Stored dataset items
** BEGIN **

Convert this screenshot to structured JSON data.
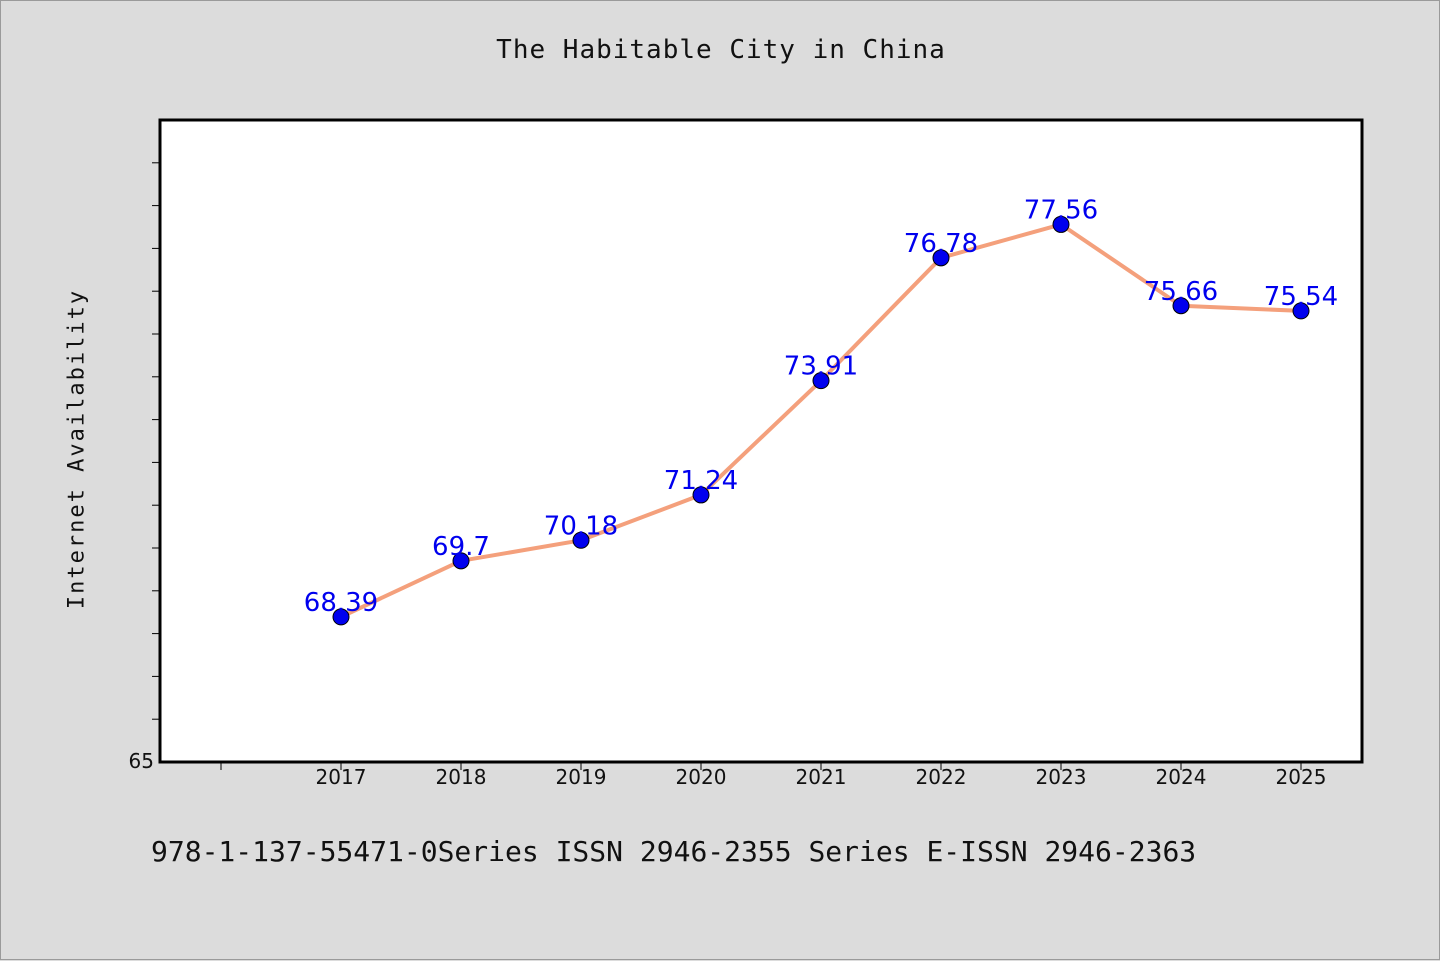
{
  "chart_data": {
    "type": "line",
    "title": "The Habitable City in China",
    "xlabel": "",
    "ylabel": "Internet Availability",
    "categories": [
      "2017",
      "2018",
      "2019",
      "2020",
      "2021",
      "2022",
      "2023",
      "2024",
      "2025"
    ],
    "series": [
      {
        "values": [
          68.39,
          69.7,
          70.18,
          71.24,
          73.91,
          76.78,
          77.56,
          75.66,
          75.54
        ]
      }
    ],
    "data_labels": [
      "68.39",
      "69.7",
      "70.18",
      "71.24",
      "73.91",
      "76.78",
      "77.56",
      "75.66",
      "75.54"
    ],
    "ytick_labels": [
      "65"
    ],
    "ylim": [
      65,
      80
    ],
    "grid": false,
    "line_color": "#f4a07c",
    "marker_color": "#0000ee",
    "label_color": "#0000ee"
  },
  "footer": "978-1-137-55471-0Series ISSN 2946-2355 Series E-ISSN 2946-2363"
}
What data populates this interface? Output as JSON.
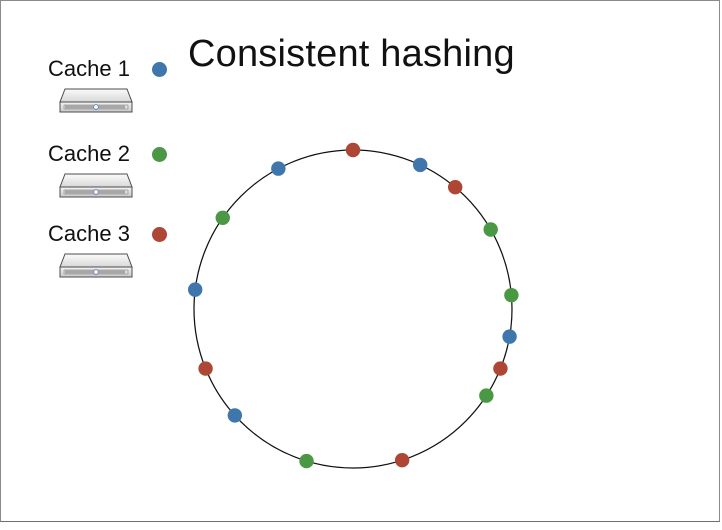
{
  "slide": {
    "title": "Consistent hashing"
  },
  "legend": {
    "items": [
      {
        "label": "Cache 1",
        "color": "#3f77ad",
        "icon": "server-icon"
      },
      {
        "label": "Cache 2",
        "color": "#4a9844",
        "icon": "server-icon"
      },
      {
        "label": "Cache 3",
        "color": "#ad4634",
        "icon": "server-icon"
      }
    ]
  },
  "ring": {
    "stroke_color": "#111111",
    "nodes": [
      {
        "cache": "Cache 3",
        "color": "#ad4634",
        "angle": 0
      },
      {
        "cache": "Cache 1",
        "color": "#3f77ad",
        "angle": 25
      },
      {
        "cache": "Cache 3",
        "color": "#ad4634",
        "angle": 40
      },
      {
        "cache": "Cache 2",
        "color": "#4a9844",
        "angle": 60
      },
      {
        "cache": "Cache 2",
        "color": "#4a9844",
        "angle": 85
      },
      {
        "cache": "Cache 1",
        "color": "#3f77ad",
        "angle": 100
      },
      {
        "cache": "Cache 3",
        "color": "#ad4634",
        "angle": 112
      },
      {
        "cache": "Cache 2",
        "color": "#4a9844",
        "angle": 123
      },
      {
        "cache": "Cache 3",
        "color": "#ad4634",
        "angle": 162
      },
      {
        "cache": "Cache 2",
        "color": "#4a9844",
        "angle": 197
      },
      {
        "cache": "Cache 1",
        "color": "#3f77ad",
        "angle": 228
      },
      {
        "cache": "Cache 3",
        "color": "#ad4634",
        "angle": 248
      },
      {
        "cache": "Cache 1",
        "color": "#3f77ad",
        "angle": 277
      },
      {
        "cache": "Cache 2",
        "color": "#4a9844",
        "angle": 305
      },
      {
        "cache": "Cache 1",
        "color": "#3f77ad",
        "angle": 332
      }
    ]
  }
}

** END **

#### [Exercise requirements]
Omitting all images, print the listing exactly.

#### [Solution for this exercise]
Convert this screenshot to structured JSON data.
{
  "chart_data": {
    "type": "line",
    "title": "The Habitable City in China",
    "xlabel": "",
    "ylabel": "Internet Availability",
    "categories": [
      "2017",
      "2018",
      "2019",
      "2020",
      "2021",
      "2022",
      "2023",
      "2024",
      "2025"
    ],
    "series": [
      {
        "values": [
          68.39,
          69.7,
          70.18,
          71.24,
          73.91,
          76.78,
          77.56,
          75.66,
          75.54
        ]
      }
    ],
    "data_labels": [
      "68.39",
      "69.7",
      "70.18",
      "71.24",
      "73.91",
      "76.78",
      "77.56",
      "75.66",
      "75.54"
    ],
    "ytick_labels": [
      "65"
    ],
    "ylim": [
      65,
      80
    ],
    "grid": false,
    "line_color": "#f4a07c",
    "marker_color": "#0000ee",
    "label_color": "#0000ee"
  },
  "footer": "978-1-137-55471-0Series ISSN 2946-2355 Series E-ISSN 2946-2363"
}
What data populates this interface? Output as JSON.
{
  "slide": {
    "title": "Consistent hashing"
  },
  "legend": {
    "items": [
      {
        "label": "Cache 1",
        "color": "#3f77ad",
        "icon": "server-icon"
      },
      {
        "label": "Cache 2",
        "color": "#4a9844",
        "icon": "server-icon"
      },
      {
        "label": "Cache 3",
        "color": "#ad4634",
        "icon": "server-icon"
      }
    ]
  },
  "ring": {
    "stroke_color": "#111111",
    "nodes": [
      {
        "cache": "Cache 3",
        "color": "#ad4634",
        "angle": 0
      },
      {
        "cache": "Cache 1",
        "color": "#3f77ad",
        "angle": 25
      },
      {
        "cache": "Cache 3",
        "color": "#ad4634",
        "angle": 40
      },
      {
        "cache": "Cache 2",
        "color": "#4a9844",
        "angle": 60
      },
      {
        "cache": "Cache 2",
        "color": "#4a9844",
        "angle": 85
      },
      {
        "cache": "Cache 1",
        "color": "#3f77ad",
        "angle": 100
      },
      {
        "cache": "Cache 3",
        "color": "#ad4634",
        "angle": 112
      },
      {
        "cache": "Cache 2",
        "color": "#4a9844",
        "angle": 123
      },
      {
        "cache": "Cache 3",
        "color": "#ad4634",
        "angle": 162
      },
      {
        "cache": "Cache 2",
        "color": "#4a9844",
        "angle": 197
      },
      {
        "cache": "Cache 1",
        "color": "#3f77ad",
        "angle": 228
      },
      {
        "cache": "Cache 3",
        "color": "#ad4634",
        "angle": 248
      },
      {
        "cache": "Cache 1",
        "color": "#3f77ad",
        "angle": 277
      },
      {
        "cache": "Cache 2",
        "color": "#4a9844",
        "angle": 305
      },
      {
        "cache": "Cache 1",
        "color": "#3f77ad",
        "angle": 332
      }
    ]
  }
}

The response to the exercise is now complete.